## Input data
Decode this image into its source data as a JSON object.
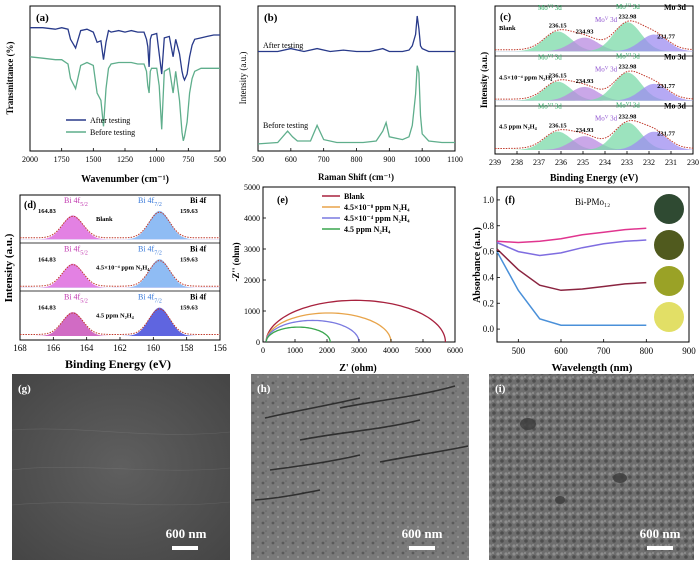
{
  "chart_data": [
    {
      "panel": "(a)",
      "type": "line",
      "xlabel": "Wavenumber (cm⁻¹)",
      "ylabel": "Transmittance (%)",
      "xlim": [
        2000,
        500
      ],
      "xticks": [
        "2000",
        "1750",
        "1500",
        "1250",
        "1000",
        "750",
        "500"
      ],
      "series": [
        {
          "name": "After testing",
          "color": "#283a8a",
          "x": [
            2000,
            1900,
            1800,
            1750,
            1700,
            1680,
            1640,
            1600,
            1550,
            1500,
            1470,
            1440,
            1420,
            1400,
            1380,
            1360,
            1300,
            1250,
            1200,
            1150,
            1100,
            1080,
            1070,
            1060,
            1050,
            1040,
            1000,
            980,
            960,
            940,
            900,
            870,
            850,
            820,
            800,
            790,
            780,
            760,
            740,
            720,
            700,
            650,
            600,
            550,
            500
          ],
          "y": [
            0.8,
            0.8,
            0.79,
            0.8,
            0.79,
            0.72,
            0.66,
            0.78,
            0.79,
            0.77,
            0.7,
            0.71,
            0.58,
            0.7,
            0.78,
            0.77,
            0.78,
            0.77,
            0.78,
            0.77,
            0.77,
            0.72,
            0.67,
            0.53,
            0.72,
            0.75,
            0.76,
            0.62,
            0.48,
            0.73,
            0.74,
            0.6,
            0.72,
            0.62,
            0.5,
            0.46,
            0.44,
            0.48,
            0.6,
            0.68,
            0.72,
            0.73,
            0.74,
            0.75,
            0.75
          ]
        },
        {
          "name": "Before testing",
          "color": "#5fae8c",
          "x": [
            2000,
            1900,
            1800,
            1750,
            1700,
            1680,
            1640,
            1600,
            1550,
            1500,
            1470,
            1440,
            1420,
            1400,
            1380,
            1360,
            1300,
            1250,
            1200,
            1150,
            1100,
            1080,
            1070,
            1060,
            1050,
            1040,
            1000,
            980,
            960,
            940,
            900,
            870,
            850,
            820,
            800,
            790,
            780,
            760,
            740,
            720,
            700,
            650,
            600,
            550,
            500
          ],
          "y": [
            0.6,
            0.59,
            0.58,
            0.58,
            0.55,
            0.45,
            0.38,
            0.54,
            0.56,
            0.54,
            0.35,
            0.3,
            0.12,
            0.38,
            0.52,
            0.55,
            0.56,
            0.56,
            0.56,
            0.55,
            0.55,
            0.5,
            0.4,
            0.35,
            0.5,
            0.52,
            0.52,
            0.4,
            0.1,
            0.5,
            0.52,
            0.35,
            0.5,
            0.3,
            0.08,
            0.02,
            0.05,
            0.15,
            0.35,
            0.45,
            0.5,
            0.52,
            0.52,
            0.52,
            0.52
          ]
        }
      ]
    },
    {
      "panel": "(b)",
      "type": "line",
      "xlabel": "Raman Shift (cm⁻¹)",
      "ylabel": "Intensity (a.u.)",
      "xlim": [
        500,
        1100
      ],
      "xticks": [
        "500",
        "600",
        "700",
        "800",
        "900",
        "1000",
        "1100"
      ],
      "series": [
        {
          "name": "After testing",
          "color": "#283a8a",
          "x": [
            500,
            560,
            600,
            640,
            680,
            720,
            760,
            800,
            840,
            880,
            900,
            940,
            960,
            970,
            980,
            985,
            990,
            995,
            1000,
            1020,
            1060,
            1100
          ],
          "y": [
            0.7,
            0.7,
            0.72,
            0.7,
            0.72,
            0.7,
            0.71,
            0.7,
            0.7,
            0.72,
            0.7,
            0.7,
            0.71,
            0.74,
            0.82,
            0.95,
            0.86,
            0.74,
            0.72,
            0.7,
            0.7,
            0.7
          ]
        },
        {
          "name": "Before testing",
          "color": "#5fae8c",
          "x": [
            500,
            560,
            590,
            605,
            620,
            660,
            680,
            700,
            740,
            780,
            820,
            860,
            880,
            890,
            900,
            940,
            960,
            970,
            980,
            985,
            990,
            995,
            1000,
            1020,
            1060,
            1100
          ],
          "y": [
            0.05,
            0.06,
            0.14,
            0.1,
            0.07,
            0.07,
            0.18,
            0.08,
            0.06,
            0.06,
            0.06,
            0.07,
            0.14,
            0.2,
            0.1,
            0.08,
            0.1,
            0.18,
            0.4,
            0.6,
            0.55,
            0.25,
            0.12,
            0.07,
            0.06,
            0.06
          ]
        }
      ],
      "annotations": [
        "After testing",
        "Before testing"
      ]
    },
    {
      "panel": "(c)",
      "type": "line",
      "title": "Mo 3d",
      "xlabel": "Binding Energy (eV)",
      "ylabel": "Intensity (a.u.)",
      "xlim": [
        239,
        230
      ],
      "xticks": [
        "239",
        "238",
        "237",
        "236",
        "235",
        "234",
        "233",
        "232",
        "231",
        "230"
      ],
      "subpanels": [
        {
          "label": "Blank",
          "peaks": [
            {
              "label": "236.15",
              "center": 236.15,
              "height": 0.65,
              "color": "#7bd9a8"
            },
            {
              "label": "234.93",
              "center": 234.93,
              "height": 0.45,
              "color": "#b88ae0"
            },
            {
              "label": "232.98",
              "center": 232.98,
              "height": 0.95,
              "color": "#7bd9a8"
            },
            {
              "label": "231.77",
              "center": 231.77,
              "height": 0.55,
              "color": "#9d8cf0"
            }
          ]
        },
        {
          "label": "4.5×10⁻⁴ ppm N₂H₄",
          "peaks": [
            {
              "label": "236.15",
              "center": 236.15,
              "height": 0.62,
              "color": "#7bd9a8"
            },
            {
              "label": "234.93",
              "center": 234.93,
              "height": 0.45,
              "color": "#b88ae0"
            },
            {
              "label": "232.98",
              "center": 232.98,
              "height": 0.92,
              "color": "#7bd9a8"
            },
            {
              "label": "231.77",
              "center": 231.77,
              "height": 0.55,
              "color": "#9d8cf0"
            }
          ]
        },
        {
          "label": "4.5 ppm N₂H₄",
          "peaks": [
            {
              "label": "236.15",
              "center": 236.15,
              "height": 0.6,
              "color": "#7bd9a8"
            },
            {
              "label": "234.93",
              "center": 234.93,
              "height": 0.45,
              "color": "#b88ae0"
            },
            {
              "label": "232.98",
              "center": 232.98,
              "height": 0.9,
              "color": "#7bd9a8"
            },
            {
              "label": "231.77",
              "center": 231.77,
              "height": 0.6,
              "color": "#9d8cf0"
            }
          ]
        }
      ],
      "species_labels": [
        "Mo",
        "VI",
        "V",
        "3d"
      ]
    },
    {
      "panel": "(d)",
      "type": "line",
      "title": "Bi 4f",
      "xlabel": "Binding Energy (eV)",
      "ylabel": "Intensity (a.u.)",
      "xlim": [
        168,
        156
      ],
      "xticks": [
        "168",
        "166",
        "164",
        "162",
        "160",
        "158",
        "156"
      ],
      "subpanels": [
        {
          "label": "Blank",
          "peaks": [
            {
              "label": "164.83",
              "center": 164.83,
              "height": 0.8,
              "color": "#d957d9"
            },
            {
              "label": "159.63",
              "center": 159.63,
              "height": 0.95,
              "color": "#6aa6f0"
            }
          ]
        },
        {
          "label": "4.5×10⁻⁴ ppm N₂H₄",
          "peaks": [
            {
              "label": "164.83",
              "center": 164.83,
              "height": 0.8,
              "color": "#d957d9"
            },
            {
              "label": "159.63",
              "center": 159.63,
              "height": 0.95,
              "color": "#6aa6f0"
            }
          ]
        },
        {
          "label": "4.5 ppm N₂H₄",
          "peaks": [
            {
              "label": "164.83",
              "center": 164.83,
              "height": 0.8,
              "color": "#c23ab0"
            },
            {
              "label": "159.63",
              "center": 159.63,
              "height": 0.95,
              "color": "#2a32d6"
            }
          ]
        }
      ],
      "species_labels": [
        "Bi 4f",
        "5/2",
        "7/2"
      ]
    },
    {
      "panel": "(e)",
      "type": "line",
      "xlabel": "Z' (ohm)",
      "ylabel": "-Z'' (ohm)",
      "xlim": [
        0,
        6000
      ],
      "ylim": [
        0,
        5000
      ],
      "xticks": [
        "0",
        "1000",
        "2000",
        "3000",
        "4000",
        "5000",
        "6000"
      ],
      "yticks": [
        "0",
        "1000",
        "2000",
        "3000",
        "4000",
        "5000"
      ],
      "series": [
        {
          "name": "Blank",
          "color": "#a8223e",
          "x0": 100,
          "diameter": 5600
        },
        {
          "name": "4.5×10⁻⁸ ppm N₂H₄",
          "color": "#e8a44a",
          "x0": 100,
          "diameter": 3900
        },
        {
          "name": "4.5×10⁻⁴ ppm N₂H₄",
          "color": "#7a7ae0",
          "x0": 100,
          "diameter": 2900
        },
        {
          "name": "4.5 ppm N₂H₄",
          "color": "#3aa64f",
          "x0": 100,
          "diameter": 2000
        }
      ]
    },
    {
      "panel": "(f)",
      "type": "line",
      "title": "Bi-PMo₁₂",
      "xlabel": "Wavelength (nm)",
      "ylabel": "Absorbance (a.u.)",
      "xlim": [
        450,
        900
      ],
      "ylim": [
        -0.1,
        1.1
      ],
      "xticks": [
        "500",
        "600",
        "700",
        "800",
        "900"
      ],
      "yticks": [
        "0.0",
        "0.2",
        "0.4",
        "0.6",
        "0.8",
        "1.0"
      ],
      "series": [
        {
          "color": "#e0358f",
          "x": [
            450,
            500,
            550,
            600,
            650,
            700,
            750,
            800
          ],
          "y": [
            0.68,
            0.67,
            0.68,
            0.7,
            0.73,
            0.75,
            0.77,
            0.78
          ]
        },
        {
          "color": "#7f6de0",
          "x": [
            450,
            500,
            550,
            600,
            650,
            700,
            750,
            800
          ],
          "y": [
            0.67,
            0.6,
            0.57,
            0.59,
            0.63,
            0.66,
            0.68,
            0.69
          ]
        },
        {
          "color": "#8a2440",
          "x": [
            450,
            500,
            550,
            600,
            650,
            700,
            750,
            800
          ],
          "y": [
            0.62,
            0.46,
            0.34,
            0.3,
            0.31,
            0.33,
            0.35,
            0.36
          ]
        },
        {
          "color": "#4a90d9",
          "x": [
            450,
            500,
            550,
            600,
            650,
            700,
            750,
            800
          ],
          "y": [
            0.6,
            0.3,
            0.08,
            0.03,
            0.03,
            0.03,
            0.03,
            0.03
          ]
        }
      ],
      "swatches": [
        "#2f4a32",
        "#505a1e",
        "#9aa226",
        "#e2df66"
      ]
    },
    {
      "panel": "(g)",
      "type": "image",
      "scale_bar": "600 nm"
    },
    {
      "panel": "(h)",
      "type": "image",
      "scale_bar": "600 nm"
    },
    {
      "panel": "(i)",
      "type": "image",
      "scale_bar": "600 nm"
    }
  ]
}
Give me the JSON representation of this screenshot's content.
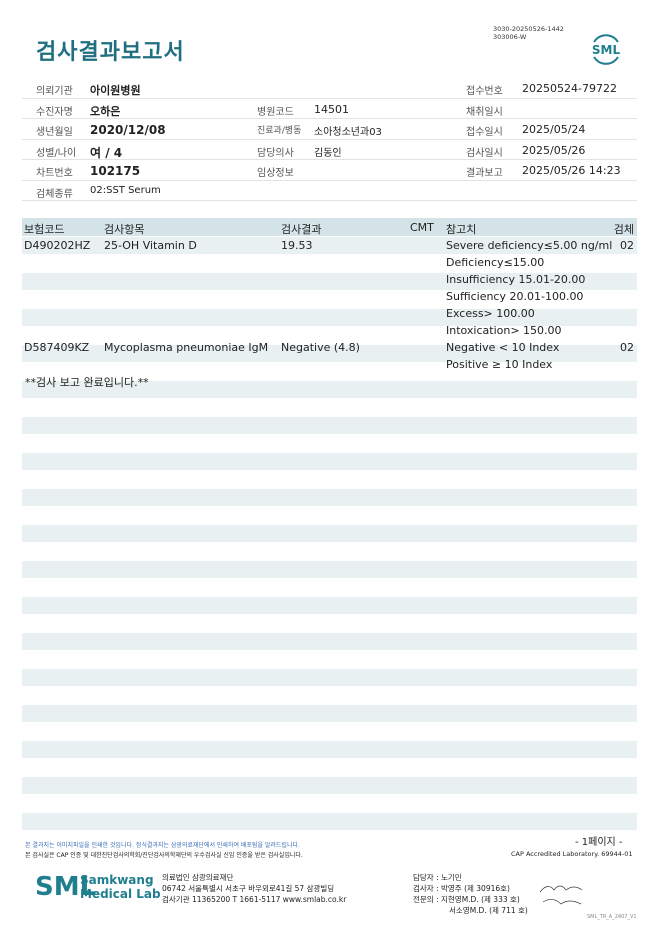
{
  "header": {
    "title": "검사결과보고서",
    "doc_id_1": "3030-20250526-1442",
    "doc_id_2": "303006-W",
    "logo": "SML"
  },
  "info": {
    "institution_label": "의뢰기관",
    "institution": "아이원병원",
    "receipt_no_label": "접수번호",
    "receipt_no": "20250524-79722",
    "patient_label": "수진자명",
    "patient": "오하은",
    "hospital_code_label": "병원코드",
    "hospital_code": "14501",
    "collect_label": "채취일시",
    "collect": "",
    "dob_label": "생년월일",
    "dob": "2020/12/08",
    "dept_label": "진료과/병동",
    "dept": "소아청소년과03",
    "receipt_date_label": "접수일시",
    "receipt_date": "2025/05/24",
    "sex_age_label": "성별/나이",
    "sex_age": "여 / 4",
    "doctor_label": "담당의사",
    "doctor": "김동인",
    "test_date_label": "검사일시",
    "test_date": "2025/05/26",
    "chart_label": "차트번호",
    "chart": "102175",
    "clinical_label": "임상정보",
    "clinical": "",
    "report_label": "결과보고",
    "report": "2025/05/26 14:23",
    "specimen_label": "검체종류",
    "specimen": "02:SST Serum"
  },
  "table": {
    "headers": {
      "code": "보험코드",
      "item": "검사항목",
      "result": "검사결과",
      "cmt": "CMT",
      "ref": "참고치",
      "specimen": "검체"
    },
    "rows": [
      {
        "code": "D490202HZ",
        "item": "25-OH Vitamin D",
        "result": "19.53",
        "ref": "Severe deficiency≤5.00 ng/ml",
        "specimen": "02"
      },
      {
        "code": "",
        "item": "",
        "result": "",
        "ref": "Deficiency≤15.00",
        "specimen": ""
      },
      {
        "code": "",
        "item": "",
        "result": "",
        "ref": "Insufficiency 15.01-20.00",
        "specimen": ""
      },
      {
        "code": "",
        "item": "",
        "result": "",
        "ref": "Sufficiency 20.01-100.00",
        "specimen": ""
      },
      {
        "code": "",
        "item": "",
        "result": "",
        "ref": "Excess> 100.00",
        "specimen": ""
      },
      {
        "code": "",
        "item": "",
        "result": "",
        "ref": "Intoxication> 150.00",
        "specimen": ""
      },
      {
        "code": "D587409KZ",
        "item": "Mycoplasma pneumoniae IgM",
        "result": "Negative (4.8)",
        "ref": "Negative < 10 Index",
        "specimen": "02"
      },
      {
        "code": "",
        "item": "",
        "result": "",
        "ref": "Positive ≥ 10 Index",
        "specimen": ""
      }
    ],
    "completion": "**검사 보고 완료입니다.**"
  },
  "footer": {
    "notice1": "본 결과지는 이미지파일을 인쇄한 것입니다. 정식결과지는 삼광의료재단에서 인쇄하여 배포됨을 알려드립니다.",
    "notice2": "본 검사실은 CAP 인증 및 대한진단검사의학회/진단검사의학재단의 우수검사실 신임 인증을 받은 검사실입니다.",
    "page": "- 1페이지 -",
    "cap": "CAP Accredited Laboratory. 69944-01",
    "lab_logo": "SML",
    "lab_name_1": "Samkwang",
    "lab_name_2": "Medical Lab",
    "org_1": "의료법인 삼광의료재단",
    "org_2": "06742 서울특별시 서초구 바우뫼로41길 57 삼광빌딩",
    "org_3": "검사기관 11365200 T 1661-5117 www.smlab.co.kr",
    "staff_1": "담당자 :  노기민",
    "staff_2": "검사자 :  박영주 (제 30916호)",
    "staff_3": "전문의 :  지현영M.D. (제 333 호)",
    "staff_4": "서소영M.D. (제 711 호)",
    "version": "SML_TR_A_2407_V1"
  }
}
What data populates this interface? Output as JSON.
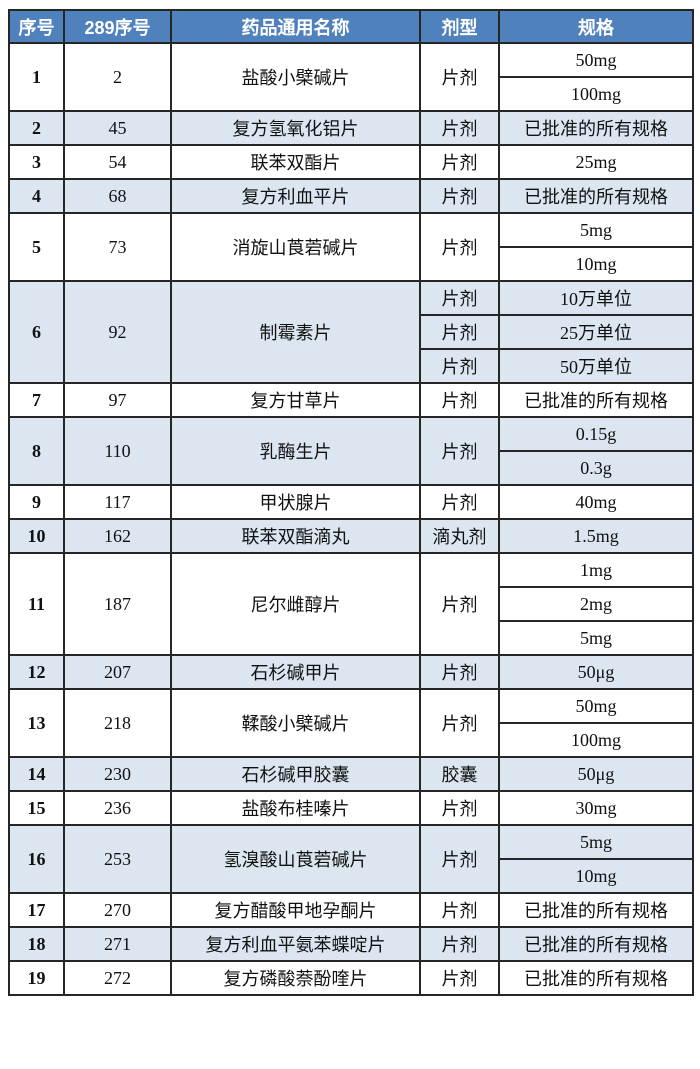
{
  "colors": {
    "header_bg": "#4f81bd",
    "header_fg": "#ffffff",
    "row_shade": "#dce6f1",
    "border": "#262626"
  },
  "table": {
    "columns": [
      "序号",
      "289序号",
      "药品通用名称",
      "剂型",
      "规格"
    ],
    "rows": [
      {
        "no": "1",
        "no289": "2",
        "name": "盐酸小檗碱片",
        "form": "片剂",
        "form_merged": true,
        "specs": [
          "50mg",
          "100mg"
        ],
        "shaded": false
      },
      {
        "no": "2",
        "no289": "45",
        "name": "复方氢氧化铝片",
        "form": "片剂",
        "form_merged": true,
        "specs": [
          "已批准的所有规格"
        ],
        "shaded": true
      },
      {
        "no": "3",
        "no289": "54",
        "name": "联苯双酯片",
        "form": "片剂",
        "form_merged": true,
        "specs": [
          "25mg"
        ],
        "shaded": false
      },
      {
        "no": "4",
        "no289": "68",
        "name": "复方利血平片",
        "form": "片剂",
        "form_merged": true,
        "specs": [
          "已批准的所有规格"
        ],
        "shaded": true
      },
      {
        "no": "5",
        "no289": "73",
        "name": "消旋山莨菪碱片",
        "form": "片剂",
        "form_merged": true,
        "specs": [
          "5mg",
          "10mg"
        ],
        "shaded": false
      },
      {
        "no": "6",
        "no289": "92",
        "name": "制霉素片",
        "form": "片剂",
        "form_merged": false,
        "specs": [
          "10万单位",
          "25万单位",
          "50万单位"
        ],
        "shaded": true
      },
      {
        "no": "7",
        "no289": "97",
        "name": "复方甘草片",
        "form": "片剂",
        "form_merged": true,
        "specs": [
          "已批准的所有规格"
        ],
        "shaded": false
      },
      {
        "no": "8",
        "no289": "110",
        "name": "乳酶生片",
        "form": "片剂",
        "form_merged": true,
        "specs": [
          "0.15g",
          "0.3g"
        ],
        "shaded": true
      },
      {
        "no": "9",
        "no289": "117",
        "name": "甲状腺片",
        "form": "片剂",
        "form_merged": true,
        "specs": [
          "40mg"
        ],
        "shaded": false
      },
      {
        "no": "10",
        "no289": "162",
        "name": "联苯双酯滴丸",
        "form": "滴丸剂",
        "form_merged": true,
        "specs": [
          "1.5mg"
        ],
        "shaded": true
      },
      {
        "no": "11",
        "no289": "187",
        "name": "尼尔雌醇片",
        "form": "片剂",
        "form_merged": true,
        "specs": [
          "1mg",
          "2mg",
          "5mg"
        ],
        "shaded": false
      },
      {
        "no": "12",
        "no289": "207",
        "name": "石杉碱甲片",
        "form": "片剂",
        "form_merged": true,
        "specs": [
          "50μg"
        ],
        "shaded": true
      },
      {
        "no": "13",
        "no289": "218",
        "name": "鞣酸小檗碱片",
        "form": "片剂",
        "form_merged": true,
        "specs": [
          "50mg",
          "100mg"
        ],
        "shaded": false
      },
      {
        "no": "14",
        "no289": "230",
        "name": "石杉碱甲胶囊",
        "form": "胶囊",
        "form_merged": true,
        "specs": [
          "50μg"
        ],
        "shaded": true
      },
      {
        "no": "15",
        "no289": "236",
        "name": "盐酸布桂嗪片",
        "form": "片剂",
        "form_merged": true,
        "specs": [
          "30mg"
        ],
        "shaded": false
      },
      {
        "no": "16",
        "no289": "253",
        "name": "氢溴酸山莨菪碱片",
        "form": "片剂",
        "form_merged": true,
        "specs": [
          "5mg",
          "10mg"
        ],
        "shaded": true
      },
      {
        "no": "17",
        "no289": "270",
        "name": "复方醋酸甲地孕酮片",
        "form": "片剂",
        "form_merged": true,
        "specs": [
          "已批准的所有规格"
        ],
        "shaded": false
      },
      {
        "no": "18",
        "no289": "271",
        "name": "复方利血平氨苯蝶啶片",
        "form": "片剂",
        "form_merged": true,
        "specs": [
          "已批准的所有规格"
        ],
        "shaded": true
      },
      {
        "no": "19",
        "no289": "272",
        "name": "复方磷酸萘酚喹片",
        "form": "片剂",
        "form_merged": true,
        "specs": [
          "已批准的所有规格"
        ],
        "shaded": false
      }
    ]
  }
}
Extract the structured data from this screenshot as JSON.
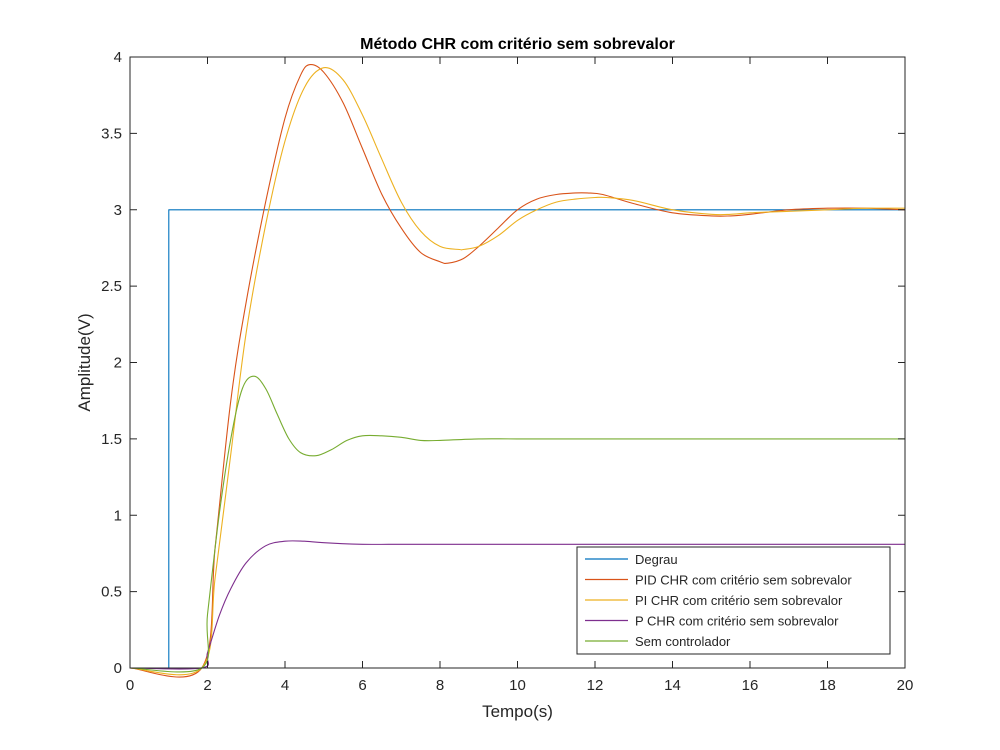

## Exercise aim
Find all lines with "xlabel" in them and copy each one.

## Output
      "xlabel": "Wavenumber (cm⁻¹)",
      "xlabel": "Raman Shift (cm⁻¹)",
      "xlabel": "Binding Energy (eV)",
      "xlabel": "Binding Energy (eV)",
      "xlabel": "Z' (ohm)",
      "xlabel": "Wavelength (nm)",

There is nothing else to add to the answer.